> _TO DO_
Search the material for the string "Noise" and copy each line where it occurs.
===== STORED ROWS =====
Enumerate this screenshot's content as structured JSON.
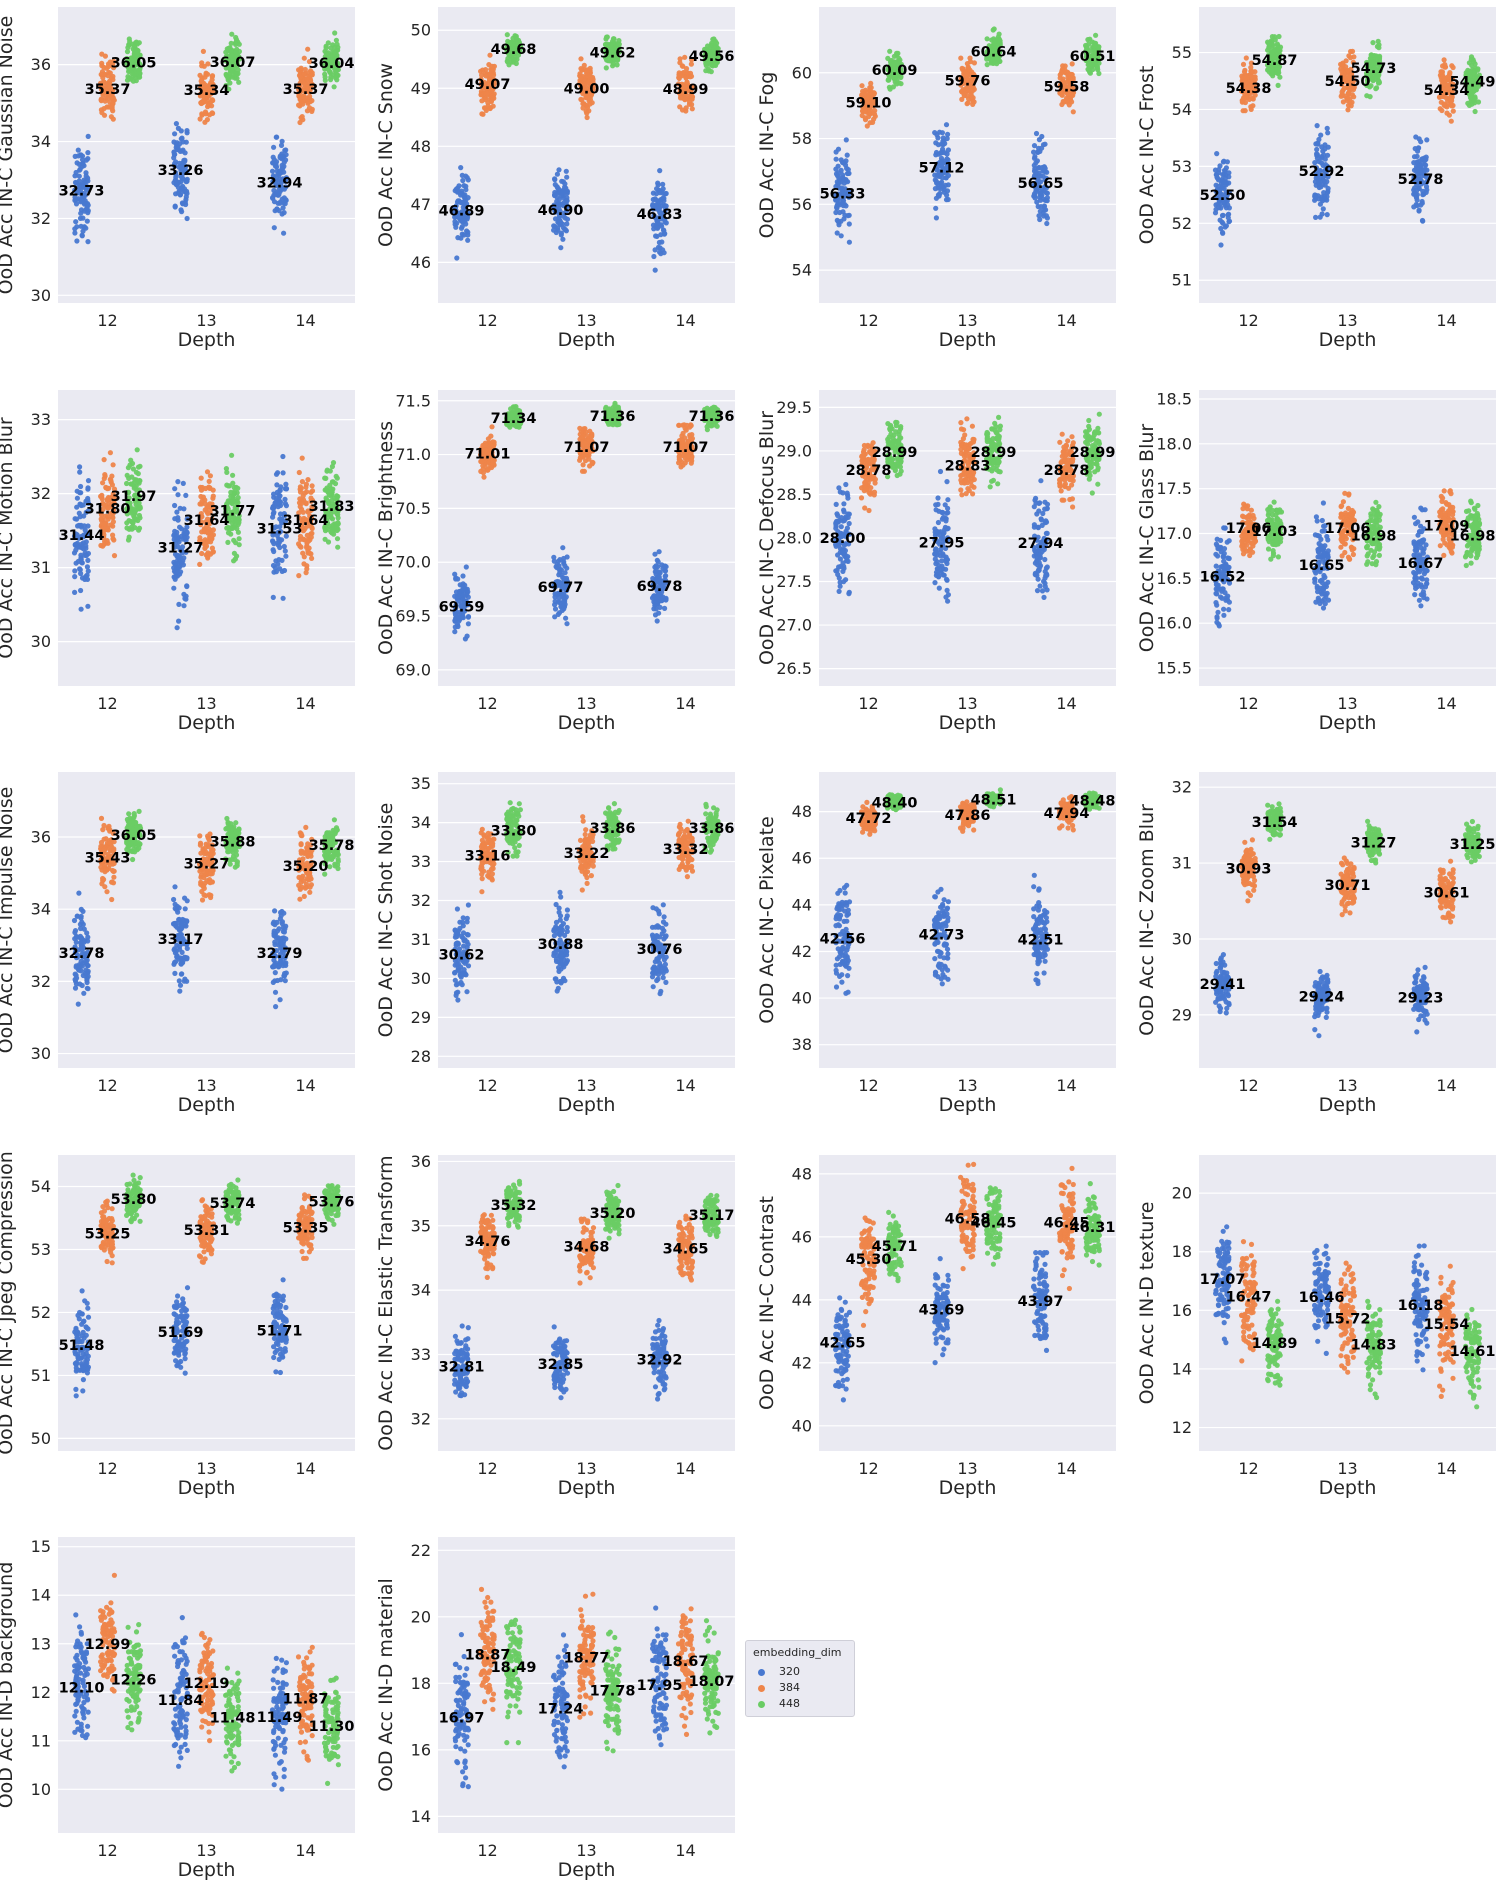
{
  "colors": {
    "d320": "#4878d0",
    "d384": "#ee854a",
    "d448": "#6acc64",
    "panel_bg": "#eaeaf2",
    "grid": "#ffffff"
  },
  "legend": {
    "title": "embedding_dim",
    "items": [
      "320",
      "384",
      "448"
    ]
  },
  "chart_data": [
    {
      "type": "scatter",
      "ylabel": "OoD Acc IN-C Gaussian Noise",
      "xlabel": "Depth",
      "categories": [
        "12",
        "13",
        "14"
      ],
      "ylim": [
        29.8,
        37.5
      ],
      "yticks": [
        30,
        32,
        34,
        36
      ],
      "legend_placement": "outside-right",
      "series": [
        {
          "name": "320",
          "values": [
            32.73,
            33.26,
            32.94
          ],
          "spread": [
            30.0,
            35.1
          ]
        },
        {
          "name": "384",
          "values": [
            35.37,
            35.34,
            35.37
          ],
          "spread": [
            33.6,
            36.9
          ]
        },
        {
          "name": "448",
          "values": [
            36.05,
            36.07,
            36.04
          ],
          "spread": [
            34.6,
            37.3
          ]
        }
      ]
    },
    {
      "type": "scatter",
      "ylabel": "OoD Acc IN-C Snow",
      "xlabel": "Depth",
      "categories": [
        "12",
        "13",
        "14"
      ],
      "ylim": [
        45.3,
        50.4
      ],
      "yticks": [
        46,
        47,
        48,
        49,
        50
      ],
      "series": [
        {
          "name": "320",
          "values": [
            46.89,
            46.9,
            46.83
          ],
          "spread": [
            45.5,
            48.2
          ]
        },
        {
          "name": "384",
          "values": [
            49.07,
            49.0,
            48.99
          ],
          "spread": [
            48.0,
            50.0
          ]
        },
        {
          "name": "448",
          "values": [
            49.68,
            49.62,
            49.56
          ],
          "spread": [
            49.0,
            50.2
          ]
        }
      ]
    },
    {
      "type": "scatter",
      "ylabel": "OoD Acc IN-C Fog",
      "xlabel": "Depth",
      "categories": [
        "12",
        "13",
        "14"
      ],
      "ylim": [
        53.0,
        62.0
      ],
      "yticks": [
        54,
        56,
        58,
        60
      ],
      "series": [
        {
          "name": "320",
          "values": [
            56.33,
            57.12,
            56.65
          ],
          "spread": [
            53.3,
            59.0
          ]
        },
        {
          "name": "384",
          "values": [
            59.1,
            59.76,
            59.58
          ],
          "spread": [
            58.3,
            61.0
          ]
        },
        {
          "name": "448",
          "values": [
            60.09,
            60.64,
            60.51
          ],
          "spread": [
            59.5,
            61.8
          ]
        }
      ]
    },
    {
      "type": "scatter",
      "ylabel": "OoD Acc IN-C Frost",
      "xlabel": "Depth",
      "categories": [
        "12",
        "13",
        "14"
      ],
      "ylim": [
        50.6,
        55.8
      ],
      "yticks": [
        51,
        52,
        53,
        54,
        55
      ],
      "series": [
        {
          "name": "320",
          "values": [
            52.5,
            52.92,
            52.78
          ],
          "spread": [
            50.8,
            53.9
          ]
        },
        {
          "name": "384",
          "values": [
            54.38,
            54.5,
            54.34
          ],
          "spread": [
            53.3,
            55.3
          ]
        },
        {
          "name": "448",
          "values": [
            54.87,
            54.73,
            54.49
          ],
          "spread": [
            53.9,
            55.6
          ]
        }
      ]
    },
    {
      "type": "scatter",
      "ylabel": "OoD Acc IN-C Motion Blur",
      "xlabel": "Depth",
      "categories": [
        "12",
        "13",
        "14"
      ],
      "ylim": [
        29.4,
        33.4
      ],
      "yticks": [
        30,
        31,
        32,
        33
      ],
      "series": [
        {
          "name": "320",
          "values": [
            31.44,
            31.27,
            31.53
          ],
          "spread": [
            29.6,
            33.0
          ]
        },
        {
          "name": "384",
          "values": [
            31.8,
            31.64,
            31.64
          ],
          "spread": [
            30.1,
            32.8
          ]
        },
        {
          "name": "448",
          "values": [
            31.97,
            31.77,
            31.83
          ],
          "spread": [
            30.4,
            32.9
          ]
        }
      ]
    },
    {
      "type": "scatter",
      "ylabel": "OoD Acc IN-C Brightness",
      "xlabel": "Depth",
      "categories": [
        "12",
        "13",
        "14"
      ],
      "ylim": [
        68.85,
        71.6
      ],
      "yticks": [
        69.0,
        69.5,
        70.0,
        70.5,
        71.0,
        71.5
      ],
      "series": [
        {
          "name": "320",
          "values": [
            69.59,
            69.77,
            69.78
          ],
          "spread": [
            68.9,
            70.2
          ]
        },
        {
          "name": "384",
          "values": [
            71.01,
            71.07,
            71.07
          ],
          "spread": [
            70.5,
            71.3
          ]
        },
        {
          "name": "448",
          "values": [
            71.34,
            71.36,
            71.36
          ],
          "spread": [
            71.15,
            71.55
          ]
        }
      ]
    },
    {
      "type": "scatter",
      "ylabel": "OoD Acc IN-C Defocus Blur",
      "xlabel": "Depth",
      "categories": [
        "12",
        "13",
        "14"
      ],
      "ylim": [
        26.3,
        29.7
      ],
      "yticks": [
        26.5,
        27.0,
        27.5,
        28.0,
        28.5,
        29.0,
        29.5
      ],
      "series": [
        {
          "name": "320",
          "values": [
            28.0,
            27.95,
            27.94
          ],
          "spread": [
            26.5,
            29.3
          ]
        },
        {
          "name": "384",
          "values": [
            28.78,
            28.83,
            28.78
          ],
          "spread": [
            27.8,
            29.5
          ]
        },
        {
          "name": "448",
          "values": [
            28.99,
            28.99,
            28.99
          ],
          "spread": [
            28.1,
            29.6
          ]
        }
      ]
    },
    {
      "type": "scatter",
      "ylabel": "OoD Acc IN-C Glass Blur",
      "xlabel": "Depth",
      "categories": [
        "12",
        "13",
        "14"
      ],
      "ylim": [
        15.3,
        18.6
      ],
      "yticks": [
        15.5,
        16.0,
        16.5,
        17.0,
        17.5,
        18.0,
        18.5
      ],
      "series": [
        {
          "name": "320",
          "values": [
            16.52,
            16.65,
            16.67
          ],
          "spread": [
            15.4,
            17.8
          ]
        },
        {
          "name": "384",
          "values": [
            17.06,
            17.06,
            17.09
          ],
          "spread": [
            16.4,
            17.8
          ]
        },
        {
          "name": "448",
          "values": [
            17.03,
            16.98,
            16.98
          ],
          "spread": [
            16.3,
            17.7
          ]
        }
      ]
    },
    {
      "type": "scatter",
      "ylabel": "OoD Acc IN-C Impulse Noise",
      "xlabel": "Depth",
      "categories": [
        "12",
        "13",
        "14"
      ],
      "ylim": [
        29.6,
        37.8
      ],
      "yticks": [
        30,
        32,
        34,
        36
      ],
      "series": [
        {
          "name": "320",
          "values": [
            32.78,
            33.17,
            32.79
          ],
          "spread": [
            29.9,
            35.3
          ]
        },
        {
          "name": "384",
          "values": [
            35.43,
            35.27,
            35.2
          ],
          "spread": [
            33.5,
            37.2
          ]
        },
        {
          "name": "448",
          "values": [
            36.05,
            35.88,
            35.78
          ],
          "spread": [
            34.9,
            37.5
          ]
        }
      ]
    },
    {
      "type": "scatter",
      "ylabel": "OoD Acc IN-C Shot Noise",
      "xlabel": "Depth",
      "categories": [
        "12",
        "13",
        "14"
      ],
      "ylim": [
        27.7,
        35.3
      ],
      "yticks": [
        28,
        29,
        30,
        31,
        32,
        33,
        34,
        35
      ],
      "series": [
        {
          "name": "320",
          "values": [
            30.62,
            30.88,
            30.76
          ],
          "spread": [
            28.0,
            32.6
          ]
        },
        {
          "name": "384",
          "values": [
            33.16,
            33.22,
            33.32
          ],
          "spread": [
            31.5,
            34.4
          ]
        },
        {
          "name": "448",
          "values": [
            33.8,
            33.86,
            33.86
          ],
          "spread": [
            32.4,
            35.0
          ]
        }
      ]
    },
    {
      "type": "scatter",
      "ylabel": "OoD Acc IN-C Pixelate",
      "xlabel": "Depth",
      "categories": [
        "12",
        "13",
        "14"
      ],
      "ylim": [
        37.0,
        49.7
      ],
      "yticks": [
        38,
        40,
        42,
        44,
        46,
        48
      ],
      "series": [
        {
          "name": "320",
          "values": [
            42.56,
            42.73,
            42.51
          ],
          "spread": [
            37.3,
            46.0
          ]
        },
        {
          "name": "384",
          "values": [
            47.72,
            47.86,
            47.94
          ],
          "spread": [
            46.6,
            49.0
          ]
        },
        {
          "name": "448",
          "values": [
            48.4,
            48.51,
            48.48
          ],
          "spread": [
            47.8,
            49.2
          ]
        }
      ]
    },
    {
      "type": "scatter",
      "ylabel": "OoD Acc IN-C Zoom Blur",
      "xlabel": "Depth",
      "categories": [
        "12",
        "13",
        "14"
      ],
      "ylim": [
        28.3,
        32.2
      ],
      "yticks": [
        29,
        30,
        31,
        32
      ],
      "series": [
        {
          "name": "320",
          "values": [
            29.41,
            29.24,
            29.23
          ],
          "spread": [
            28.5,
            30.1
          ]
        },
        {
          "name": "384",
          "values": [
            30.93,
            30.71,
            30.61
          ],
          "spread": [
            30.0,
            31.5
          ]
        },
        {
          "name": "448",
          "values": [
            31.54,
            31.27,
            31.25
          ],
          "spread": [
            30.9,
            32.0
          ]
        }
      ]
    },
    {
      "type": "scatter",
      "ylabel": "OoD Acc IN-C Jpeg Compression",
      "xlabel": "Depth",
      "categories": [
        "12",
        "13",
        "14"
      ],
      "ylim": [
        49.8,
        54.5
      ],
      "yticks": [
        50,
        51,
        52,
        53,
        54
      ],
      "series": [
        {
          "name": "320",
          "values": [
            51.48,
            51.69,
            51.71
          ],
          "spread": [
            49.9,
            52.8
          ]
        },
        {
          "name": "384",
          "values": [
            53.25,
            53.31,
            53.35
          ],
          "spread": [
            52.3,
            54.2
          ]
        },
        {
          "name": "448",
          "values": [
            53.8,
            53.74,
            53.76
          ],
          "spread": [
            53.0,
            54.3
          ]
        }
      ]
    },
    {
      "type": "scatter",
      "ylabel": "OoD Acc IN-C Elastic Transform",
      "xlabel": "Depth",
      "categories": [
        "12",
        "13",
        "14"
      ],
      "ylim": [
        31.5,
        36.1
      ],
      "yticks": [
        32,
        33,
        34,
        35,
        36
      ],
      "series": [
        {
          "name": "320",
          "values": [
            32.81,
            32.85,
            32.92
          ],
          "spread": [
            31.7,
            33.9
          ]
        },
        {
          "name": "384",
          "values": [
            34.76,
            34.68,
            34.65
          ],
          "spread": [
            33.8,
            35.8
          ]
        },
        {
          "name": "448",
          "values": [
            35.32,
            35.2,
            35.17
          ],
          "spread": [
            34.6,
            36.0
          ]
        }
      ]
    },
    {
      "type": "scatter",
      "ylabel": "OoD Acc IN-C Contrast",
      "xlabel": "Depth",
      "categories": [
        "12",
        "13",
        "14"
      ],
      "ylim": [
        39.2,
        48.6
      ],
      "yticks": [
        40,
        42,
        44,
        46,
        48
      ],
      "series": [
        {
          "name": "320",
          "values": [
            42.65,
            43.69,
            43.97
          ],
          "spread": [
            39.4,
            45.5
          ]
        },
        {
          "name": "384",
          "values": [
            45.3,
            46.58,
            46.45
          ],
          "spread": [
            41.7,
            48.3
          ]
        },
        {
          "name": "448",
          "values": [
            45.71,
            46.45,
            46.31
          ],
          "spread": [
            43.2,
            48.0
          ]
        }
      ]
    },
    {
      "type": "scatter",
      "ylabel": "OoD Acc IN-D texture",
      "xlabel": "Depth",
      "categories": [
        "12",
        "13",
        "14"
      ],
      "ylim": [
        11.2,
        21.3
      ],
      "yticks": [
        12,
        14,
        16,
        18,
        20
      ],
      "series": [
        {
          "name": "320",
          "values": [
            17.07,
            16.46,
            16.18
          ],
          "spread": [
            12.8,
            21.0
          ]
        },
        {
          "name": "384",
          "values": [
            16.47,
            15.72,
            15.54
          ],
          "spread": [
            12.8,
            20.6
          ]
        },
        {
          "name": "448",
          "values": [
            14.89,
            14.83,
            14.61
          ],
          "spread": [
            11.5,
            18.2
          ]
        }
      ]
    },
    {
      "type": "scatter",
      "ylabel": "OoD Acc IN-D background",
      "xlabel": "Depth",
      "categories": [
        "12",
        "13",
        "14"
      ],
      "ylim": [
        9.1,
        15.2
      ],
      "yticks": [
        10,
        11,
        12,
        13,
        14,
        15
      ],
      "series": [
        {
          "name": "320",
          "values": [
            12.1,
            11.84,
            11.49
          ],
          "spread": [
            9.3,
            14.8
          ]
        },
        {
          "name": "384",
          "values": [
            12.99,
            12.19,
            11.87
          ],
          "spread": [
            10.6,
            14.9
          ]
        },
        {
          "name": "448",
          "values": [
            12.26,
            11.48,
            11.3
          ],
          "spread": [
            9.6,
            13.9
          ]
        }
      ]
    },
    {
      "type": "scatter",
      "ylabel": "OoD Acc IN-D material",
      "xlabel": "Depth",
      "categories": [
        "12",
        "13",
        "14"
      ],
      "ylim": [
        13.5,
        22.4
      ],
      "yticks": [
        14,
        16,
        18,
        20,
        22
      ],
      "series": [
        {
          "name": "320",
          "values": [
            16.97,
            17.24,
            17.95
          ],
          "spread": [
            13.8,
            21.4
          ]
        },
        {
          "name": "384",
          "values": [
            18.87,
            18.77,
            18.67
          ],
          "spread": [
            14.9,
            22.3
          ]
        },
        {
          "name": "448",
          "values": [
            18.49,
            17.78,
            18.07
          ],
          "spread": [
            14.3,
            21.3
          ]
        }
      ]
    }
  ]
}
=====
> _FINISHED ANSWER_
      "ylabel": "OoD Acc IN-C Gaussian Noise",
      "ylabel": "OoD Acc IN-C Impulse Noise",
      "ylabel": "OoD Acc IN-C Shot Noise",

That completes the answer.